***** Records shown *****

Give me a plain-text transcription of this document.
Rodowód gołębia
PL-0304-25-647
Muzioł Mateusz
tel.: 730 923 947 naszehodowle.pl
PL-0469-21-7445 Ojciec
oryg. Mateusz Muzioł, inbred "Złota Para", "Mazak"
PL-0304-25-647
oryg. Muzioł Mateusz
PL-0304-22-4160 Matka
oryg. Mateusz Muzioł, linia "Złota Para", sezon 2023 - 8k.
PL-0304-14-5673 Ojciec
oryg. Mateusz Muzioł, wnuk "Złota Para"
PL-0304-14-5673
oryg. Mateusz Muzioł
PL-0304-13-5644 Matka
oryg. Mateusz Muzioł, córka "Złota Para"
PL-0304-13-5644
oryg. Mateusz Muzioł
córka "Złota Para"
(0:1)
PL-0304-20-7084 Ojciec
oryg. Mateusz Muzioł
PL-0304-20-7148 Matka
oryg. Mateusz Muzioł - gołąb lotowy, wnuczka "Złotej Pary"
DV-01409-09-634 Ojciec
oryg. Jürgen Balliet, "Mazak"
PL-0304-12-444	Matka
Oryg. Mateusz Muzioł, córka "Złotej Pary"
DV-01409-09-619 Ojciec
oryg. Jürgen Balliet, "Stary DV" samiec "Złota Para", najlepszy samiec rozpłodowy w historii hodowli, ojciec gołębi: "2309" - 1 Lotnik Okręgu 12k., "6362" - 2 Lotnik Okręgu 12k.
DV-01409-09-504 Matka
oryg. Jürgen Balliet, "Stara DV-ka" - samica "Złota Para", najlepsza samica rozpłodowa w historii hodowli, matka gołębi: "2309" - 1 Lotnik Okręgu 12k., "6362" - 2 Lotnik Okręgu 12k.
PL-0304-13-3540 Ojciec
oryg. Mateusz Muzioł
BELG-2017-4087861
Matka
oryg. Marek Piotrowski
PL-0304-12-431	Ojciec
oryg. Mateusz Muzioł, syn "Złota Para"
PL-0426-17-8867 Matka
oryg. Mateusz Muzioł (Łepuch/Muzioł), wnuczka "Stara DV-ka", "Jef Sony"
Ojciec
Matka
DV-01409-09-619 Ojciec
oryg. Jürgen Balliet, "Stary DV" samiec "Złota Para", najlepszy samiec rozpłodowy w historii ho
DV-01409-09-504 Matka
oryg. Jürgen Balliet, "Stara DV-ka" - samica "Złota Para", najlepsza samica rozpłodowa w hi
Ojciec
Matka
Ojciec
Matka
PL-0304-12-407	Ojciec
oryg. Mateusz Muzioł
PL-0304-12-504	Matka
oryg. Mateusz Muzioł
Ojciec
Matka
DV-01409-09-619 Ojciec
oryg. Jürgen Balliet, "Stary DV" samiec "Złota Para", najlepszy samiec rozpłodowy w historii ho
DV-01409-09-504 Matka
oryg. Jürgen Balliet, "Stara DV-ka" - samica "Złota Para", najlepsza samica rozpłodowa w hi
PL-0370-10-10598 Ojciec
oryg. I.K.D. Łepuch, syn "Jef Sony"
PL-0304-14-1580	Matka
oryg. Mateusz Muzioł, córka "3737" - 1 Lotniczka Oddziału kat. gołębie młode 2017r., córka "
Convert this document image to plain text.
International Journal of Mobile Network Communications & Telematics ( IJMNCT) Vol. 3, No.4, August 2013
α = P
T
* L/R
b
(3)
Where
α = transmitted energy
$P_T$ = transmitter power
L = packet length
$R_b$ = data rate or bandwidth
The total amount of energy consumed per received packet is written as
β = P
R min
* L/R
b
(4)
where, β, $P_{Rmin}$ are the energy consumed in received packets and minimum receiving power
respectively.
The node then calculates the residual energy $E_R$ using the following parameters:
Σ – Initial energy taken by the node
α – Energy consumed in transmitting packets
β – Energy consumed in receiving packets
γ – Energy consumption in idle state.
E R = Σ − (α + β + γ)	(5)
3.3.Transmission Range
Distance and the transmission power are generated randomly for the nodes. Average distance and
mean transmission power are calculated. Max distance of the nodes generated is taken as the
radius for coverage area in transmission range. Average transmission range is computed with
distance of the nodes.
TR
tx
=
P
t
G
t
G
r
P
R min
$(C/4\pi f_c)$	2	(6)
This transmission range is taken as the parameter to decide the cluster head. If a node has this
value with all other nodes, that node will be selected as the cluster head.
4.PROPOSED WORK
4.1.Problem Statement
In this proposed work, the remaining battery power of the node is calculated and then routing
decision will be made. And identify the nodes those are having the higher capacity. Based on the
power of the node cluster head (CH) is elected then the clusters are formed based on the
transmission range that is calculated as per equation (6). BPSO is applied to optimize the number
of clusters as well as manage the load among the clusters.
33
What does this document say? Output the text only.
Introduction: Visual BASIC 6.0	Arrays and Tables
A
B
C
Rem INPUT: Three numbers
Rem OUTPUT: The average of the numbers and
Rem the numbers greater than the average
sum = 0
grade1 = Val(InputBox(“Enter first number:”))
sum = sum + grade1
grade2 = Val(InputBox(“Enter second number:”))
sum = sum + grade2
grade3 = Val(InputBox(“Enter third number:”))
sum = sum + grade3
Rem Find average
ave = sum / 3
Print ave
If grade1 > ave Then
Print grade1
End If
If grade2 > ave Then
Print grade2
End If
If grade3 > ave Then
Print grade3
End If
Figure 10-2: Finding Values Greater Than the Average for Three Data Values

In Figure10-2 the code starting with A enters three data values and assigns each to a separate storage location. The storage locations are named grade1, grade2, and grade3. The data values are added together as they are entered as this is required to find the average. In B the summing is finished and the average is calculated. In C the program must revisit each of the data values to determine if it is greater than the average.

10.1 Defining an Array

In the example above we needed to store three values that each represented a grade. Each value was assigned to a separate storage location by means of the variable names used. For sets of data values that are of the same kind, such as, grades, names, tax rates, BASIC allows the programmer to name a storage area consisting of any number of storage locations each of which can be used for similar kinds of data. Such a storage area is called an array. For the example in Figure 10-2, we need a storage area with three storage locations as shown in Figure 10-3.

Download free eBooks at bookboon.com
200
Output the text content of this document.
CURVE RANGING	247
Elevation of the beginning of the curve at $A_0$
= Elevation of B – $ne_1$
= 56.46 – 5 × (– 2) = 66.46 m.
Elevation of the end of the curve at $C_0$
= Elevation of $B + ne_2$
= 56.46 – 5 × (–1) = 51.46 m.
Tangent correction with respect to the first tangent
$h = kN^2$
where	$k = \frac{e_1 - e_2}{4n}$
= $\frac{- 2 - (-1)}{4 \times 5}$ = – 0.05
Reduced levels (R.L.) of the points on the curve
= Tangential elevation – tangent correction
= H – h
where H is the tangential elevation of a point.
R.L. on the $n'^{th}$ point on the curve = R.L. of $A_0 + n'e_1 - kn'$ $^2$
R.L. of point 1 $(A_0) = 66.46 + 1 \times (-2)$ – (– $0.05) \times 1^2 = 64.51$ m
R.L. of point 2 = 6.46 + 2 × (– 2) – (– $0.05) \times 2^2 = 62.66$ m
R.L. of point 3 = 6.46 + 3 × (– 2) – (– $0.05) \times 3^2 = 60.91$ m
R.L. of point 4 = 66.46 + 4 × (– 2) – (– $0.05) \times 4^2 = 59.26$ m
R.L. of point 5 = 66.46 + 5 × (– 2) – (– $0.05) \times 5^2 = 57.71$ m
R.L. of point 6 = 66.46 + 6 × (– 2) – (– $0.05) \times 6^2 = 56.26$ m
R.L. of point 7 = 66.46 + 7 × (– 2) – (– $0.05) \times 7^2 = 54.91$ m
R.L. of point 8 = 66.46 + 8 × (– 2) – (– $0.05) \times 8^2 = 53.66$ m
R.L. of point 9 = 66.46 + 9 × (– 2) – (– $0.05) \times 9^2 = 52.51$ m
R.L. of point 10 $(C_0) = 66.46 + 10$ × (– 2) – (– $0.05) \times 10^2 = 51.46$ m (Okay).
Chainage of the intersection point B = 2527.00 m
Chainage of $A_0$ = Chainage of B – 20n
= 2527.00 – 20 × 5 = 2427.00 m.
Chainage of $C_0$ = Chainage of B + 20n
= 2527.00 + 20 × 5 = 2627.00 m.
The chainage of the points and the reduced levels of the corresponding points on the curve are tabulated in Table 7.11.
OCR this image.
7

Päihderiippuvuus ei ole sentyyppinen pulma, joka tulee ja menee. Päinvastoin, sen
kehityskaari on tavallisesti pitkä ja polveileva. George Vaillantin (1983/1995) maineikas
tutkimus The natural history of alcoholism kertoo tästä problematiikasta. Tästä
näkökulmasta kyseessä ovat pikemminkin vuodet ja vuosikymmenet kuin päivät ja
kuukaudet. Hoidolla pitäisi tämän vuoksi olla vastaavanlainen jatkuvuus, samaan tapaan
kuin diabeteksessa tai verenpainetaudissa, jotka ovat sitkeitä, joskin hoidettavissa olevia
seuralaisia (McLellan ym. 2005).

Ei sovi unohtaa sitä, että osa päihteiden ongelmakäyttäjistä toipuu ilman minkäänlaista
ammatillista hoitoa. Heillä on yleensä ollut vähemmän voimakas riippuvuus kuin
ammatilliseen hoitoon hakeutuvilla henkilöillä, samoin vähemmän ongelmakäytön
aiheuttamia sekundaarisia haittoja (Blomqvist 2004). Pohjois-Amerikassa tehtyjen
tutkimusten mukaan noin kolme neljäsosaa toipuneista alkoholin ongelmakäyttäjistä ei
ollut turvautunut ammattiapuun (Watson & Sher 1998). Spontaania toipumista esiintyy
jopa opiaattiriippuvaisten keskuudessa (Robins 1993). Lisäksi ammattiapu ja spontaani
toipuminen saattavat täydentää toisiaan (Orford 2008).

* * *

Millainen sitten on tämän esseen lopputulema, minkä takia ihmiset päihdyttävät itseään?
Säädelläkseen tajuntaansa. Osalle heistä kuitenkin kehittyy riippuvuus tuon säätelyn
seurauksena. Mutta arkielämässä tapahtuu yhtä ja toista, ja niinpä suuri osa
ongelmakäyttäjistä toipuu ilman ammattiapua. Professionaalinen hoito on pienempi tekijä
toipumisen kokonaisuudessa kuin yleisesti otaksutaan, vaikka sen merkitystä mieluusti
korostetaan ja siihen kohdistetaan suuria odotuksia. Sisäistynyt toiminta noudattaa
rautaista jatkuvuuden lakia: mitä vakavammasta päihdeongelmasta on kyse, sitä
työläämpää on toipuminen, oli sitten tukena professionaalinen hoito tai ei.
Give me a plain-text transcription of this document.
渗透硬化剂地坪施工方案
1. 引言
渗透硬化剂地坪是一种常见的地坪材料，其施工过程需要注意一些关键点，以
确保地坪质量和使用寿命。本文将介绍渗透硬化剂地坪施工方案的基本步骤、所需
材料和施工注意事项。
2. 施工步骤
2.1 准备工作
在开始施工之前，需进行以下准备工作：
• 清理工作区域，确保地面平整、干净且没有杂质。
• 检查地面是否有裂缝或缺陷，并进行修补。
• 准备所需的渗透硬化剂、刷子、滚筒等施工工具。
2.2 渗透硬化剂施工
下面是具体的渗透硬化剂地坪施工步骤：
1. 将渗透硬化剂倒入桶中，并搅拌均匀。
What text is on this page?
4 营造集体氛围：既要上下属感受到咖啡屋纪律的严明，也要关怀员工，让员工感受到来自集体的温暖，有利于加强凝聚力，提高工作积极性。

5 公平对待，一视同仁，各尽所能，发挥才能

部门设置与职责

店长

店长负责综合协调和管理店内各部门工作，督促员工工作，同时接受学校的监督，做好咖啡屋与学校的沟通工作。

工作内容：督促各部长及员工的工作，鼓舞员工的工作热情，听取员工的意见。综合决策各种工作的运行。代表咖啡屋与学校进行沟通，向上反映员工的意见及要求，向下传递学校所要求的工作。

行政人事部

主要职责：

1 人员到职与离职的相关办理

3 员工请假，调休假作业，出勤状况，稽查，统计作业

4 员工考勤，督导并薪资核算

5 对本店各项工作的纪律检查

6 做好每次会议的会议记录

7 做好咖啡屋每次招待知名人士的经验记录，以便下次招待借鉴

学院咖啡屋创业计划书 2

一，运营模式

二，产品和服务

*****

Goal of the exercise: Extract every line of the records above that contains the word "text".

Correct result:
Give me a plain-text transcription of this document.
Convert this document image to plain text.
What does this document say? Output the text only.
Output the text content of this document.
Give me a plain-text transcription of this document.
What text is on this page?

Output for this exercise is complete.